Un nuage de suie sur le toit du monde


PARIS - L'air sur le toit du monde, dans l'Himalaya, est aussi pollué que celui des grandes villes et présente une concentration de particules de suie qui risque de provoquer des bouleversements climatiques catastrophiques pour l'agriculture de la région.

Le documentaire Un nuage sur le toit du monde, signé Agnès Moreau et présenté jeudi sur Arte, expose les découvertes d'une équipe franco-italienne de chercheurs installés dans une pyramide de verre, recouverte de panneaux solaires, à 5.000 m d'altitude au pied de l'Everest.

Le seuil de pollution aux particules est trois fois plus élevé ici que ce qui est acceptable pour la santé humaine, souligne le professeur Veerabhadran Ramanathan, expert international du célèbre nuage brun de pollution appelé ABC (atmospheric brown cloud).

Découvert en 2008 dans l'océan indien, ce nuage ABC est formé en grande partie par les fumées issues du brûlage des terres agricoles en Inde et au Pakistan. A quoi s'ajoute le développement anarchique de Katmandou, capitale du Népal, où l'on cuisine et se chauffe au bois.

La combinaison de l'essor démographique, des retards technologiques et du changement climatique risquent de conduire au Népal à des conséquences dévastatrices pour l'agriculture qui fait vivre 80% de la population locale, selon le professeur.

Les recherches sont menées in situ sous des conditions extrêmes d'oxygène raréfié et de pollution accrue qui réduisent les capacités physiques des chercheurs de 30%. A l'aide d'images satellites et d'instruments de la NASA qui peuvent mesurer la radiation solaire sous différents angles, les chercheurs examinent la modification de la terre et des glaces, dont des échantillons sont envoyés en laboratoire en Italie et à Grenoble en France.

-- -- --

→ **TRAVAIL DEMANDÉ**
(1) D'après l'article sur le nuage de suie, à quelle altitude la pyramide de verre des chercheurs est-elle installée ?
(2) Reproduisez à l'identique le passage de l'article sur le nuage de suie qui va de « Le seuil de » jusqu'à « chauffe au bois. ».
Fondez-vous uniquement sur l'article sur le nuage de suie.

(Données recueillies)
-- -- --

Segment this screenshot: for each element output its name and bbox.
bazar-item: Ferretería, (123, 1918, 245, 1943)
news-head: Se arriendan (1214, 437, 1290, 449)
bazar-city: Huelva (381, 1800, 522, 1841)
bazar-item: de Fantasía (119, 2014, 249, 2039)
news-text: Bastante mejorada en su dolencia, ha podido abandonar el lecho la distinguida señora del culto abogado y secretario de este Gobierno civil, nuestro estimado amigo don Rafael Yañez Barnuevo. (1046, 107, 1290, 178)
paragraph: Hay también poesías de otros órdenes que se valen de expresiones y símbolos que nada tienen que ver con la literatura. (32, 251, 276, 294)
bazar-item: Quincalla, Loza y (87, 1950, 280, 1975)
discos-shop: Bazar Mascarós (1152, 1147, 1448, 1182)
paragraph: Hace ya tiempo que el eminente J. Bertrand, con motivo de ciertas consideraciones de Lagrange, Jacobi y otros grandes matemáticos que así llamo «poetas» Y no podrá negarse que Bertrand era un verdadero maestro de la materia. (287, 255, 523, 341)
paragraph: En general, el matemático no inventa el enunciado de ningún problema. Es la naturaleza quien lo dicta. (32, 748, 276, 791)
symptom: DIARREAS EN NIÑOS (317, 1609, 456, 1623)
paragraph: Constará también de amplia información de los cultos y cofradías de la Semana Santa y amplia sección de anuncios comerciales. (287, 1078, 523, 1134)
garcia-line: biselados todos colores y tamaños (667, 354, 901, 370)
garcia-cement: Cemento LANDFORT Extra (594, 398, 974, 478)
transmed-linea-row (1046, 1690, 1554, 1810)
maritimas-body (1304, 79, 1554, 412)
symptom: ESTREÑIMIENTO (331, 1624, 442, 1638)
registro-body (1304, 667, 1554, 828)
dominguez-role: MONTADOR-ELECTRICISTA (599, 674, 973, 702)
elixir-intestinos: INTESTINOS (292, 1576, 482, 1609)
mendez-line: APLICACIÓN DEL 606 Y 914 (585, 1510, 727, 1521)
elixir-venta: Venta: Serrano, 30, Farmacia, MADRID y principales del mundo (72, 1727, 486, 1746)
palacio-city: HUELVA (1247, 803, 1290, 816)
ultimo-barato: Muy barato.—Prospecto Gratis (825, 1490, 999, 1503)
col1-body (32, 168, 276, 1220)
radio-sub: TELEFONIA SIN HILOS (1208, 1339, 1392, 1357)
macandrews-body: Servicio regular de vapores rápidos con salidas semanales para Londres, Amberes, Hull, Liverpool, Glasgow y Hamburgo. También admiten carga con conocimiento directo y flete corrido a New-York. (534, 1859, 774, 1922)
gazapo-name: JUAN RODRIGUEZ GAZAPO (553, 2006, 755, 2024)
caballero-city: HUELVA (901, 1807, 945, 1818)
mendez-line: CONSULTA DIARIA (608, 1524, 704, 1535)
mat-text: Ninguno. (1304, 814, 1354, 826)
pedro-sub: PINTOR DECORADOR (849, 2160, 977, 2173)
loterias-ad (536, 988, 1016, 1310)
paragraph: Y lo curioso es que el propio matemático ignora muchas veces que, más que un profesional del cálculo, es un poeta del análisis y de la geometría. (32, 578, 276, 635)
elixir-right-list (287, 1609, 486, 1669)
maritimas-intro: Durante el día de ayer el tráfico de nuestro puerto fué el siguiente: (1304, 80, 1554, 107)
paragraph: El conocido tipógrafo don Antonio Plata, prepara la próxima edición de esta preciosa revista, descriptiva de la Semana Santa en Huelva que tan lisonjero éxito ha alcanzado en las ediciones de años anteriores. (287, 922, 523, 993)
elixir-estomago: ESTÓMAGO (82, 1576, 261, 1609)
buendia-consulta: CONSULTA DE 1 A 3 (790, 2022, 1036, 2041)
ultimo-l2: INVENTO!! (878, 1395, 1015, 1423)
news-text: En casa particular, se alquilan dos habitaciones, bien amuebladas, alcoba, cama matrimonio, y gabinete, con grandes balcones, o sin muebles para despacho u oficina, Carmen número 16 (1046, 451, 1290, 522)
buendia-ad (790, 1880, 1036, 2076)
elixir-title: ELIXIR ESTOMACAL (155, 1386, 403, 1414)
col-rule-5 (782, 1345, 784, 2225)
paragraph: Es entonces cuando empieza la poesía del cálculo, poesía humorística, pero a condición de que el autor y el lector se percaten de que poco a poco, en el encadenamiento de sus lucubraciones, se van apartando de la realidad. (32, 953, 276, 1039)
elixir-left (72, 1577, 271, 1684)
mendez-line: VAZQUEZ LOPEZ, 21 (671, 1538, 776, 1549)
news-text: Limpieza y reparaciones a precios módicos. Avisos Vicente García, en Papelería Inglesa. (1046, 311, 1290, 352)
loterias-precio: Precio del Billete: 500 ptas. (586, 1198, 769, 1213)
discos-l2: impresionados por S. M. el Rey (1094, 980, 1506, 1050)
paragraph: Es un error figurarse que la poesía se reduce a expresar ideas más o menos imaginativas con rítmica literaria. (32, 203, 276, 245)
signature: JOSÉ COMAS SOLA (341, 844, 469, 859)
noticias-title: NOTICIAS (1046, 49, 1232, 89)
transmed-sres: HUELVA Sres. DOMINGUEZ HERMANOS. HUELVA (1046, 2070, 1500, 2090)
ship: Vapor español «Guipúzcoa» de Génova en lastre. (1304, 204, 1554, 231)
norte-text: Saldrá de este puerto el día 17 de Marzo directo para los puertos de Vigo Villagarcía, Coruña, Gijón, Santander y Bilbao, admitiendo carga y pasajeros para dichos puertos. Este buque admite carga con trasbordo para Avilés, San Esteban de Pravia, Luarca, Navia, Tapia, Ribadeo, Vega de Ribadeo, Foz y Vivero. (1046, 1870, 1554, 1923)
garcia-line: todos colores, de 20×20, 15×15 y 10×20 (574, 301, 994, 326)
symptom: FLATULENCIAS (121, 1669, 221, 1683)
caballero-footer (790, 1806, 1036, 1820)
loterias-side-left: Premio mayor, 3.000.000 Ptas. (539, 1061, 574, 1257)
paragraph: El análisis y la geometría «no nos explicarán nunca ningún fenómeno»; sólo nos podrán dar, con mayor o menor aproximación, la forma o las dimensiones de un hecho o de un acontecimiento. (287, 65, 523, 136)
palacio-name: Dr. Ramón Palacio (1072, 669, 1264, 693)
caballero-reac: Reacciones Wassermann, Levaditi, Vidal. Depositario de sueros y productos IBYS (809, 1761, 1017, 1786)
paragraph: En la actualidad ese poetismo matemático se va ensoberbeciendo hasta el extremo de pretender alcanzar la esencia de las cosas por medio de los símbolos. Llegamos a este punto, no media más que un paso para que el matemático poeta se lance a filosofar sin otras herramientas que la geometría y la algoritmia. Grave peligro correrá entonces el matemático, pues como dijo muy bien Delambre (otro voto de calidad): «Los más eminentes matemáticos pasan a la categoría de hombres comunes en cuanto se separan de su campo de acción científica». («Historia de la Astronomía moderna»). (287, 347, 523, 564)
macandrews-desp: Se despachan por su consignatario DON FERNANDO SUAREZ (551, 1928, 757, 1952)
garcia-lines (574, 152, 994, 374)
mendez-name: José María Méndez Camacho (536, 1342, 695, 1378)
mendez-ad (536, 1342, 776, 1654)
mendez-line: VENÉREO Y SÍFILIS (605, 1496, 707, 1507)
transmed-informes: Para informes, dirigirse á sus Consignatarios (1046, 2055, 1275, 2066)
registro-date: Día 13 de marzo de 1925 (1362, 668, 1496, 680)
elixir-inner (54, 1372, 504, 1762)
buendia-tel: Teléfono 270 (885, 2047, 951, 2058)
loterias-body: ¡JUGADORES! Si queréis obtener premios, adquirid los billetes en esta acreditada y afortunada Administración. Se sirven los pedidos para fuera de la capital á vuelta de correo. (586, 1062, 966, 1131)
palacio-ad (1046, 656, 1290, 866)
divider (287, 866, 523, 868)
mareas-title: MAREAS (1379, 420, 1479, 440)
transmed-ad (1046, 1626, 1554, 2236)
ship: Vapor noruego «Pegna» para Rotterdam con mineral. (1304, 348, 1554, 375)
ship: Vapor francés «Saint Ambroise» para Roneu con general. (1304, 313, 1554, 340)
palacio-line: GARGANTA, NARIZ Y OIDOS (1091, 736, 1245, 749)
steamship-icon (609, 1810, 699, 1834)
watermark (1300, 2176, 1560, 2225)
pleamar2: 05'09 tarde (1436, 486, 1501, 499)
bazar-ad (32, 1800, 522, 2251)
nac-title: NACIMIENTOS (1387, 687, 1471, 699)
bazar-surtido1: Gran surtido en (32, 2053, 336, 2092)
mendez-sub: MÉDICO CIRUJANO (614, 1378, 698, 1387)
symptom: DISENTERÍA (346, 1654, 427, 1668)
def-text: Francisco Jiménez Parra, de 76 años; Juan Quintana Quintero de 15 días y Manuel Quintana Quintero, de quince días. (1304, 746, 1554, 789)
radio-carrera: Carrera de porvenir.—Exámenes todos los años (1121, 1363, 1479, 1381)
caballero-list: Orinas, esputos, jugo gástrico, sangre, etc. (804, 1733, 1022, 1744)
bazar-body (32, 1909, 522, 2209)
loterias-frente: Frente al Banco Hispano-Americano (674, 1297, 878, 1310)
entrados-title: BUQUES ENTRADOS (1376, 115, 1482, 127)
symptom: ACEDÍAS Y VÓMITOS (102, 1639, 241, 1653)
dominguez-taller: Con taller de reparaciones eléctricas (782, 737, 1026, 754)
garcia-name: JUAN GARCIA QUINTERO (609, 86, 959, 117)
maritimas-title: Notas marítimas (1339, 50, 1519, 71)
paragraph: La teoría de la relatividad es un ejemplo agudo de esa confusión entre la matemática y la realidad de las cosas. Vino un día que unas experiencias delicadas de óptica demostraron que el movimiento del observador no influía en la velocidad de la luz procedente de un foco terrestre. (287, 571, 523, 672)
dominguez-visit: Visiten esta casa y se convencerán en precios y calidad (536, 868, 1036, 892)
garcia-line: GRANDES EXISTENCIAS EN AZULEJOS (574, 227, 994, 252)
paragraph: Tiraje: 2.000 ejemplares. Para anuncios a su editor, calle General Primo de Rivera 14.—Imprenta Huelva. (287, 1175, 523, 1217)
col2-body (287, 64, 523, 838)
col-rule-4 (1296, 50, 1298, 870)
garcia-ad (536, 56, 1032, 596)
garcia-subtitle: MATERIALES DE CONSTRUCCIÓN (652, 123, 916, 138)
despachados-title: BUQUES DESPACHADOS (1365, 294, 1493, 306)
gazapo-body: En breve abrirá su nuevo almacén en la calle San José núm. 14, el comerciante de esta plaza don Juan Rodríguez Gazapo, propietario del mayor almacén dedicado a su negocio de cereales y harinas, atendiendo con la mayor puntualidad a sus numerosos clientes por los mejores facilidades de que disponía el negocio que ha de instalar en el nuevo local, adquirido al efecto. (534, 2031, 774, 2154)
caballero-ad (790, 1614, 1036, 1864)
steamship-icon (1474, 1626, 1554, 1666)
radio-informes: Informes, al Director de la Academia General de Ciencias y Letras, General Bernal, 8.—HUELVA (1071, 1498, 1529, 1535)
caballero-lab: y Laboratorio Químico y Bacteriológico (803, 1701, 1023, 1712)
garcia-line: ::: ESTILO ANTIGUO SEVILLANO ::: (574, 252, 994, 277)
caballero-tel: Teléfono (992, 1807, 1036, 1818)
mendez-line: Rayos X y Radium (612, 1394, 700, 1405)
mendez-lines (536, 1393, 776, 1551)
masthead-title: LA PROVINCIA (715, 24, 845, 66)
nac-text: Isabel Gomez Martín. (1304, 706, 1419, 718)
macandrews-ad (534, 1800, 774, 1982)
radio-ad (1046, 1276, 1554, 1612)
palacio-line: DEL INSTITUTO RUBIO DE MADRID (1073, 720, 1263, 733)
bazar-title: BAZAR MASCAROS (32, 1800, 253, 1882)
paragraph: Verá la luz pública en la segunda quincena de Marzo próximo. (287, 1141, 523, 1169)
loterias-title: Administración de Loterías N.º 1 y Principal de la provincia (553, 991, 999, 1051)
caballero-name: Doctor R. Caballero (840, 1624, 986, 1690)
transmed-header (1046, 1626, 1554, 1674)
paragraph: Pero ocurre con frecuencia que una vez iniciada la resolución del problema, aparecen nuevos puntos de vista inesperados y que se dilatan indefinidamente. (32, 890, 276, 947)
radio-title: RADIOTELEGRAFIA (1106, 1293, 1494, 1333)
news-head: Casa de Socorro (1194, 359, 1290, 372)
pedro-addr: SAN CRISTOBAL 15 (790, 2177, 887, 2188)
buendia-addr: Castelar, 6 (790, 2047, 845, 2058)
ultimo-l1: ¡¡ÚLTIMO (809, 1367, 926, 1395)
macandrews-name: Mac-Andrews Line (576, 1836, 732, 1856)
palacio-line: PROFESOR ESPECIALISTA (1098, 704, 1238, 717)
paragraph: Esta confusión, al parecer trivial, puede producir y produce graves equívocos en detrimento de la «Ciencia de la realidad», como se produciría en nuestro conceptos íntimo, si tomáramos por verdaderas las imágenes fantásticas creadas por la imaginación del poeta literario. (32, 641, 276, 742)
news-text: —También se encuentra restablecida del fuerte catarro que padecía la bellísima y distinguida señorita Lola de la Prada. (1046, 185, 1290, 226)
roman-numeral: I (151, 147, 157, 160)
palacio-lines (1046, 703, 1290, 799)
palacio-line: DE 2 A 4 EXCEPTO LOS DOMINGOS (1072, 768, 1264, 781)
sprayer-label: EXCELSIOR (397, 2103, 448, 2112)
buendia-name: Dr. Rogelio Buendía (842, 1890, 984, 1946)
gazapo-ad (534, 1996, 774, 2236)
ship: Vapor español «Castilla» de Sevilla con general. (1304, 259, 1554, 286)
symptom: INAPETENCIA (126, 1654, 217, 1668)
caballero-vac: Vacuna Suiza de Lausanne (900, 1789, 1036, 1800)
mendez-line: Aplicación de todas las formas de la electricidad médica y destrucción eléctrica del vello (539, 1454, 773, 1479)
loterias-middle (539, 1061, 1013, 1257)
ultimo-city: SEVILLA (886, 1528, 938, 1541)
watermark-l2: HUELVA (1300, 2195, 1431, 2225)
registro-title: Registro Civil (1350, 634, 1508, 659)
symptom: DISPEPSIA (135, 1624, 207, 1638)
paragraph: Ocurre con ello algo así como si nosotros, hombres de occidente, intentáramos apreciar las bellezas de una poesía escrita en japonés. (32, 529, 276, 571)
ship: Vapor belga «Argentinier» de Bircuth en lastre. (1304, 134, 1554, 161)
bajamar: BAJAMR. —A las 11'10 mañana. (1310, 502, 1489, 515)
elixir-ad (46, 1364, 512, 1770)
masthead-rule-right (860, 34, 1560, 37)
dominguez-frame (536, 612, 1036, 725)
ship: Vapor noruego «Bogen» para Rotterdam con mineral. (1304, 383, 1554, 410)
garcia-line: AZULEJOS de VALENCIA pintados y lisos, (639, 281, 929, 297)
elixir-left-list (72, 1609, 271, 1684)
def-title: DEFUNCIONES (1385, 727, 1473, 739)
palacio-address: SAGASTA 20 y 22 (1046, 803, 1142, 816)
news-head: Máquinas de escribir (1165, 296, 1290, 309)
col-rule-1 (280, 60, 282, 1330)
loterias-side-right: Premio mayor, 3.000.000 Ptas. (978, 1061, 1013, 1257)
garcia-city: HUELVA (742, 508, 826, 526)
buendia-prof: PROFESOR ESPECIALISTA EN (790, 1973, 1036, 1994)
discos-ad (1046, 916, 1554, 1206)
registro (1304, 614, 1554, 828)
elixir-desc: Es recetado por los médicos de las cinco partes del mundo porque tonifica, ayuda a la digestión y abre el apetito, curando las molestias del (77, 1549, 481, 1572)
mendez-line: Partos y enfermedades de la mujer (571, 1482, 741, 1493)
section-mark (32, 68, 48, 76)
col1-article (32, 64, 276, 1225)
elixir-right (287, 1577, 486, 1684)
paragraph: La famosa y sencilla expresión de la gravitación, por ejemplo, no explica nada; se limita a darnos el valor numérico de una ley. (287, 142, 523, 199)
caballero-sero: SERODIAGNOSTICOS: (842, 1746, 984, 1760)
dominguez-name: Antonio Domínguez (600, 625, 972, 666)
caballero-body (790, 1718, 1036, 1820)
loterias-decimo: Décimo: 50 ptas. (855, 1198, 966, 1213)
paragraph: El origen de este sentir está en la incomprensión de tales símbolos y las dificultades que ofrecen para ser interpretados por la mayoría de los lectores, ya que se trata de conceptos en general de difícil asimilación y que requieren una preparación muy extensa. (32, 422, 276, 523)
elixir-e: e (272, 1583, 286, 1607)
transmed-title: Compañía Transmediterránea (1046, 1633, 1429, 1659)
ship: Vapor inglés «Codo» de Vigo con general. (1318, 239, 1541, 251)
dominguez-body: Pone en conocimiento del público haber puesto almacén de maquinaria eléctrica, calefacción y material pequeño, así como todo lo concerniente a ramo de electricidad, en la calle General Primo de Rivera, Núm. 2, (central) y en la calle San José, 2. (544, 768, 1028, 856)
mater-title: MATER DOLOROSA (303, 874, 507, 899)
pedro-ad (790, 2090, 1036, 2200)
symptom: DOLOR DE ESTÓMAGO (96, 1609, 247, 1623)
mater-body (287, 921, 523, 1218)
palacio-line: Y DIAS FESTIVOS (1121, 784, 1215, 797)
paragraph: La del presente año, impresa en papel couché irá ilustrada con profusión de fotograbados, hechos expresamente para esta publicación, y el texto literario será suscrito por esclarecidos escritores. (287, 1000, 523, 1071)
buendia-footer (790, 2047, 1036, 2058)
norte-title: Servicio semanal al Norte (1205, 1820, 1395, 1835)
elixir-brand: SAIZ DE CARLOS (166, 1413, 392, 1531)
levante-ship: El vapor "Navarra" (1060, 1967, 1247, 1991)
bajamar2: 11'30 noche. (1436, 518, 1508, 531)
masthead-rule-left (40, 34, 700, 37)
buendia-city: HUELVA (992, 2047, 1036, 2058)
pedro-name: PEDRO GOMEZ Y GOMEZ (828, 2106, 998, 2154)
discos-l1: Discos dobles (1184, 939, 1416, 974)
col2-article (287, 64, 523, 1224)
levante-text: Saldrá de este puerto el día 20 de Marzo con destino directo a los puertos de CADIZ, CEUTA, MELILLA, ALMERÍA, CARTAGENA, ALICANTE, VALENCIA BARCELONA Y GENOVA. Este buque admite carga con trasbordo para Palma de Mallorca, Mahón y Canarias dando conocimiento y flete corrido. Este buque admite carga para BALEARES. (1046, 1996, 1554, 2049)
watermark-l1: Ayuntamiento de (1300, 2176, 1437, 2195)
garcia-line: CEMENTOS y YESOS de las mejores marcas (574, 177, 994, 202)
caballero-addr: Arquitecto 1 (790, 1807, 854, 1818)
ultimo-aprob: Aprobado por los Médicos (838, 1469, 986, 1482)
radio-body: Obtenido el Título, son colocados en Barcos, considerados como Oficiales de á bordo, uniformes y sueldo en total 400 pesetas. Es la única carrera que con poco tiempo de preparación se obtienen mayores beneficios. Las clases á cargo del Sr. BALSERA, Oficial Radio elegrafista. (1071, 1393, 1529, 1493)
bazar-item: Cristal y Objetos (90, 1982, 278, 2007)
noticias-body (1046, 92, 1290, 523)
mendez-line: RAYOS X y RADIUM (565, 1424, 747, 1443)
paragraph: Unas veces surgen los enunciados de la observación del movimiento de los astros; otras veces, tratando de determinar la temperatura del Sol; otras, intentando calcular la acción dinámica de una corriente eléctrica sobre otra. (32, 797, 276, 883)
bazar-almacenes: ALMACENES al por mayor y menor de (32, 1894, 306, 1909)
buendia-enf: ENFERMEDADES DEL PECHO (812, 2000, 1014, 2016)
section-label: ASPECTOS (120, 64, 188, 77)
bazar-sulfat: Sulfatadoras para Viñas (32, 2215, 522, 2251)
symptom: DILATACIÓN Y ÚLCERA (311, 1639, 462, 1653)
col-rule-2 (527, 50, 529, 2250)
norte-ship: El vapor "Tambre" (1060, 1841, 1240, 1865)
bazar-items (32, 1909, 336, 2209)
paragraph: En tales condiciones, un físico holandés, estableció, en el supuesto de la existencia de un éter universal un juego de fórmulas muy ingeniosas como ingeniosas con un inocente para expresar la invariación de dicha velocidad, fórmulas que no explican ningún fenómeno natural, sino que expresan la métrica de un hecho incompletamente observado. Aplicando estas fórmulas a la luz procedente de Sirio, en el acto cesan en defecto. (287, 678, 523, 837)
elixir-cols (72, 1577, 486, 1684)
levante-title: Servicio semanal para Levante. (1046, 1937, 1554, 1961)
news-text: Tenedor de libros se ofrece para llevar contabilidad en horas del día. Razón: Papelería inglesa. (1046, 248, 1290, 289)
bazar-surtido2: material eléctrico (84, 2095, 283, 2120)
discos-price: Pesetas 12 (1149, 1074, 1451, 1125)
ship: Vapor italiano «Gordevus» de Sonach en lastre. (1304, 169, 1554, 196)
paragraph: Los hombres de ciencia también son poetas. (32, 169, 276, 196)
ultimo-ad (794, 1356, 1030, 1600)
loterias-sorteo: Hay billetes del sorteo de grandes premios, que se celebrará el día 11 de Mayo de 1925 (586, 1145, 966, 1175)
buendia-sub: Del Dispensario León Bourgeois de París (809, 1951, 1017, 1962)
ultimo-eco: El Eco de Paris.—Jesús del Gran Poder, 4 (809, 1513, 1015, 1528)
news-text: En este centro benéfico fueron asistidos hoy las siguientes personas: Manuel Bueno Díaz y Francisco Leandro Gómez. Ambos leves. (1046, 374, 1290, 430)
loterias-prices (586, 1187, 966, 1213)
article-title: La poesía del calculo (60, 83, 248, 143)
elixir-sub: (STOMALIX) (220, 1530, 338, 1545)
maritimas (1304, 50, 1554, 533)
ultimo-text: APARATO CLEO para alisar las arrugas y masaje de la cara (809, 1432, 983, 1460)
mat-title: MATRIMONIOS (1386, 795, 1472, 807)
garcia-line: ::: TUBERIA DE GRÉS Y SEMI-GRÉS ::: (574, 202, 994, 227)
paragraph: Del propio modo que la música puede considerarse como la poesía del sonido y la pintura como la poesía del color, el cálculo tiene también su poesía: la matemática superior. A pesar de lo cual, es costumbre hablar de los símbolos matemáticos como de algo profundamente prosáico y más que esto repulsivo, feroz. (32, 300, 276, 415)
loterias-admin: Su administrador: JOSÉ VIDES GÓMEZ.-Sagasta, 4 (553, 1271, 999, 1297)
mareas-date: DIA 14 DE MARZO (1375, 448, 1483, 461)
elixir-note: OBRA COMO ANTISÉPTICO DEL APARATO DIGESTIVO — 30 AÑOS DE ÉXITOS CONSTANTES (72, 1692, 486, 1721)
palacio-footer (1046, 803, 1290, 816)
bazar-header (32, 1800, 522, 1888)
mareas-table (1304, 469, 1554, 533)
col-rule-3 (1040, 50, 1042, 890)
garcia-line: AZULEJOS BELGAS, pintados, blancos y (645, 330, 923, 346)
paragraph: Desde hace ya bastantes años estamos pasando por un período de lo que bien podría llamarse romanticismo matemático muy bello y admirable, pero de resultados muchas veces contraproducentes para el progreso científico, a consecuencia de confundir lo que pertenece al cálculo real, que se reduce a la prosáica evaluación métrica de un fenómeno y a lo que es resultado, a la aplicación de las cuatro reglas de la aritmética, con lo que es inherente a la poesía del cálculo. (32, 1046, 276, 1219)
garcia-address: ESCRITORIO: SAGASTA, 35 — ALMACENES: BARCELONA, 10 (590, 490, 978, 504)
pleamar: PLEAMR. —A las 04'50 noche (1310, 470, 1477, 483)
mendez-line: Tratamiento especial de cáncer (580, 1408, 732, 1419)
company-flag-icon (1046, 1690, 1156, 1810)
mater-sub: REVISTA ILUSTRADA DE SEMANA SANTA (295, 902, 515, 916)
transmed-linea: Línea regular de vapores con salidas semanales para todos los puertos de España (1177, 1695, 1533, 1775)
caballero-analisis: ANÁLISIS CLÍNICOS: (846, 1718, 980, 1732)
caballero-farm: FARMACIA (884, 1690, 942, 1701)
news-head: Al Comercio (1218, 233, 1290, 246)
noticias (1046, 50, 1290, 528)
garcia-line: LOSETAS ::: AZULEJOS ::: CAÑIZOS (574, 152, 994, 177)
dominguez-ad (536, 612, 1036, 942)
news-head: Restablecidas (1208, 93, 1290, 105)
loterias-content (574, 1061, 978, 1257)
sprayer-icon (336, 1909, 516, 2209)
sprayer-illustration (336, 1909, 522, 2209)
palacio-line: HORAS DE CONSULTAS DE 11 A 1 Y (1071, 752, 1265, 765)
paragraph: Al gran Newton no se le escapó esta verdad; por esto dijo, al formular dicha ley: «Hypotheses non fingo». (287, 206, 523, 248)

-- -- --

→ **RÉSULTATS ATTENDUS**
(1) À 5.000 m d'altitude, au pied de l'Everest.

(2)
Le seuil de pollution aux particules est trois fois plus élevé ici que ce qui est acceptable pour la santé humaine, souligne le professeur Veerabhadran Ramanathan, expert international du célèbre nuage brun de pollution appelé ABC (atmospheric brown cloud).

Découvert en 2008 dans l'océan indien, ce nuage ABC est formé en grande partie par les fumées issues du brûlage des terres agricoles en Inde et au Pakistan. A quoi s'ajoute le développement anarchique de Katmandou, capitale du Népal, où l'on cuisine et se chauffe au bois.